● Task list:
**1.** In the forum thread about RISAT-1, what orbit altitude was the satellite said to be operating from?
**2.** Extend the forum thread about RISAT-1, picking up right after its last sentence.

BEGIN Article

It was struck by orbital debris some years ago

I always thought that debris were tracked along with their potential future collision intercepts.

The references cited above use the word "fragmentation" rather than orbital collision specifically, while also saying it was due to "unknown cause".

As per that last citation from NASA above, the approximate time of the event was "30 September 2016 between 2:00 and 6:00 GMT"

Is there any online calculator/app available to show the position of where the satellite would have been above the Earth at that date and time range?
« Last Edit: 04/10/2019 05:54 am by sanman »

Offline eeergo

Re: What Happened to RISAT-1?
« Reply #3 on: 04/10/2019 10:03 am »
It was struck by orbital debris some years ago

I always thought that debris were tracked along with their potential future collision intercepts.

The references cited above use the word "fragmentation" rather than orbital collision specifically, while also saying it was due to "unknown cause".

As per that last citation from NASA above, the approximate time of the event was "30 September 2016 between 2:00 and 6:00 GMT"

Is there any online calculator/app available to show the position of where the satellite would have been above the Earth at that date and time range?

RISAT-1 was operating from a 536-km orbit, so its period would be ~95 minutes. Its orbit would take it over a given longitude at 6 and 18 hours local time (LTAN).

END Article
BEGIN Entries

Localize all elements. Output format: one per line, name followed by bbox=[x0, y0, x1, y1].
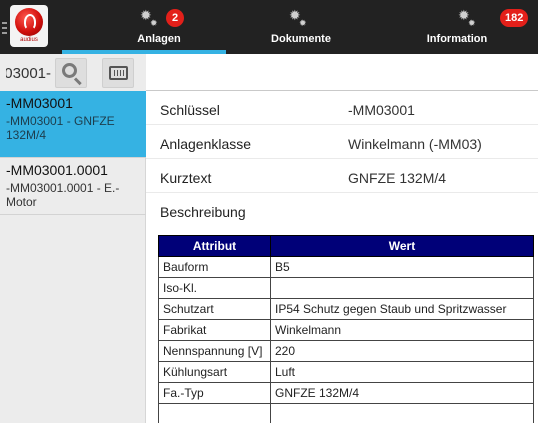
tab-anlagen-label: Anlagen bbox=[137, 33, 181, 45]
detail-header bbox=[146, 54, 538, 91]
field-schluessel: Schlüssel -MM03001 bbox=[146, 95, 538, 125]
gears-icon: ✹ ✹ bbox=[458, 7, 476, 28]
equipment-list-panel: -MM03001 -MM03001 - GNFZE 132M/4 -MM0300… bbox=[0, 54, 146, 423]
field-kurztext: Kurztext GNFZE 132M/4 bbox=[146, 163, 538, 193]
app-menu[interactable]: audius bbox=[0, 0, 52, 54]
table-row: Iso-Kl. bbox=[158, 277, 534, 299]
table-row: Nennspannung [V] 220 bbox=[158, 340, 534, 362]
detail-panel: Schlüssel -MM03001 Anlagenklasse Winkelm… bbox=[146, 54, 538, 423]
barcode-scan-button[interactable] bbox=[102, 58, 134, 88]
list-item-subtitle: -MM03001.0001 - E.-Motor bbox=[6, 181, 120, 209]
tab-dokumente[interactable]: ✹ ✹ Dokumente bbox=[226, 0, 376, 54]
attribute-cell: Kühlungsart bbox=[158, 361, 271, 383]
table-row bbox=[158, 403, 534, 423]
value-cell: B5 bbox=[270, 256, 534, 278]
barcode-scanner-icon bbox=[109, 66, 128, 80]
audius-logo: audius bbox=[10, 5, 48, 47]
value-cell: 220 bbox=[270, 340, 534, 362]
field-label: Anlagenklasse bbox=[160, 136, 252, 152]
tab-dokumente-label: Dokumente bbox=[271, 33, 331, 45]
search-bar bbox=[0, 54, 146, 91]
menu-icon[interactable] bbox=[2, 22, 7, 37]
search-button[interactable] bbox=[55, 58, 87, 88]
logo-text: audius bbox=[20, 37, 38, 43]
attribute-cell: Fa.-Typ bbox=[158, 382, 271, 404]
table-row: Fa.-Typ GNFZE 132M/4 bbox=[158, 382, 534, 404]
tab-anlagen[interactable]: ✹ ✹ 2 Anlagen bbox=[52, 0, 226, 54]
gears-icon: ✹ ✹ bbox=[289, 7, 307, 28]
attribute-cell: Iso-Kl. bbox=[158, 277, 271, 299]
field-anlagenklasse: Anlagenklasse Winkelmann (-MM03) bbox=[146, 129, 538, 159]
table-header-row: Attribut Wert bbox=[158, 235, 534, 257]
table-row: Kühlungsart Luft bbox=[158, 361, 534, 383]
value-cell: Winkelmann bbox=[270, 319, 534, 341]
top-bar: audius ✹ ✹ 2 Anlagen ✹ ✹ Dokumente ✹ ✹ 182 … bbox=[0, 0, 538, 54]
value-cell: Luft bbox=[270, 361, 534, 383]
value-cell bbox=[270, 277, 534, 299]
field-label: Beschreibung bbox=[160, 204, 246, 220]
attribute-cell: Nennspannung [V] bbox=[158, 340, 271, 362]
table-row: Schutzart IP54 Schutz gegen Staub und Sp… bbox=[158, 298, 534, 320]
field-value: GNFZE 132M/4 bbox=[348, 170, 447, 186]
attribute-cell: Fabrikat bbox=[158, 319, 271, 341]
value-cell: GNFZE 132M/4 bbox=[270, 382, 534, 404]
information-badge: 182 bbox=[500, 9, 529, 27]
table-row: Bauform B5 bbox=[158, 256, 534, 278]
field-value: -MM03001 bbox=[348, 102, 415, 118]
attribute-cell: Schutzart bbox=[158, 298, 271, 320]
list-item-title: -MM03001 bbox=[6, 95, 73, 111]
tab-information-label: Information bbox=[426, 33, 488, 45]
table-row: Fabrikat Winkelmann bbox=[158, 319, 534, 341]
anlagen-badge: 2 bbox=[166, 9, 184, 27]
search-input[interactable] bbox=[6, 60, 51, 86]
magnifier-icon bbox=[62, 63, 77, 78]
list-item-title: -MM03001.0001 bbox=[6, 162, 108, 178]
column-header-attribut: Attribut bbox=[158, 235, 271, 257]
value-cell: IP54 Schutz gegen Staub und Spritzwasser bbox=[270, 298, 534, 320]
attribute-table: Attribut Wert Bauform B5 Iso-Kl. Schutza… bbox=[158, 235, 534, 423]
field-label: Kurztext bbox=[160, 170, 212, 186]
attribute-cell: Bauform bbox=[158, 256, 271, 278]
field-beschreibung: Beschreibung bbox=[146, 197, 538, 227]
list-item[interactable]: -MM03001.0001 -MM03001.0001 - E.-Motor bbox=[0, 158, 146, 215]
list-item-subtitle: -MM03001 - GNFZE 132M/4 bbox=[6, 114, 115, 142]
gears-icon: ✹ ✹ bbox=[140, 7, 158, 28]
column-header-wert: Wert bbox=[270, 235, 534, 257]
field-value: Winkelmann (-MM03) bbox=[348, 136, 482, 152]
tab-information[interactable]: ✹ ✹ 182 Information bbox=[376, 0, 538, 54]
list-item[interactable]: -MM03001 -MM03001 - GNFZE 132M/4 bbox=[0, 91, 146, 158]
field-label: Schlüssel bbox=[160, 102, 220, 118]
attribute-cell bbox=[158, 403, 271, 423]
value-cell bbox=[270, 403, 534, 423]
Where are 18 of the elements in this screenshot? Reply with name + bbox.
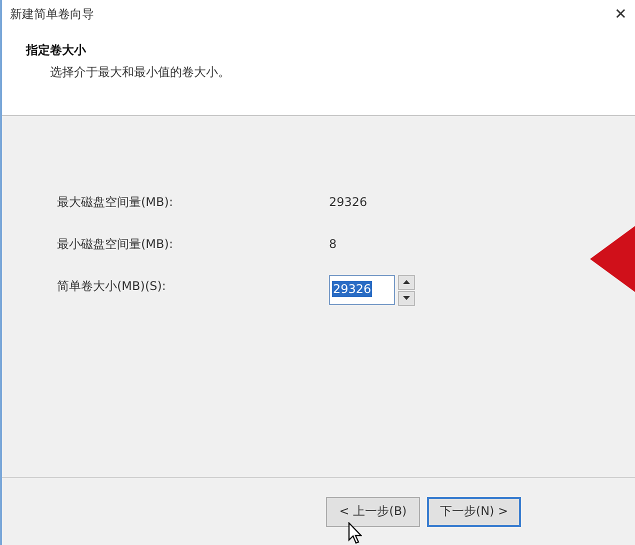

END Entries

● Answers for this exercise:
**1.** A 536-km orbit.

**2.**
Since the fragmentation is quoted as occurring at 4:00▒2h GMT, it could have occurred anywhere latitude-wise, in two longitude bands covering approximately half of Earth's surface, from India to Western Europe and from the Central USA to the Central Pacific Ocean.

Fragmentation refers to the fact that no collision could be identified. Still, objects below 10 cm are seldom tracked because of their small radar cross section and, if >1 cm, can still cause serious damage to spacecraft. They are also estimated to be more than half a million.

So it is entirely possible RISAT-1 was hit by such an "invisible" debris object and, while not obliterating it, the collision may have caused some pieces to break off due to the shock.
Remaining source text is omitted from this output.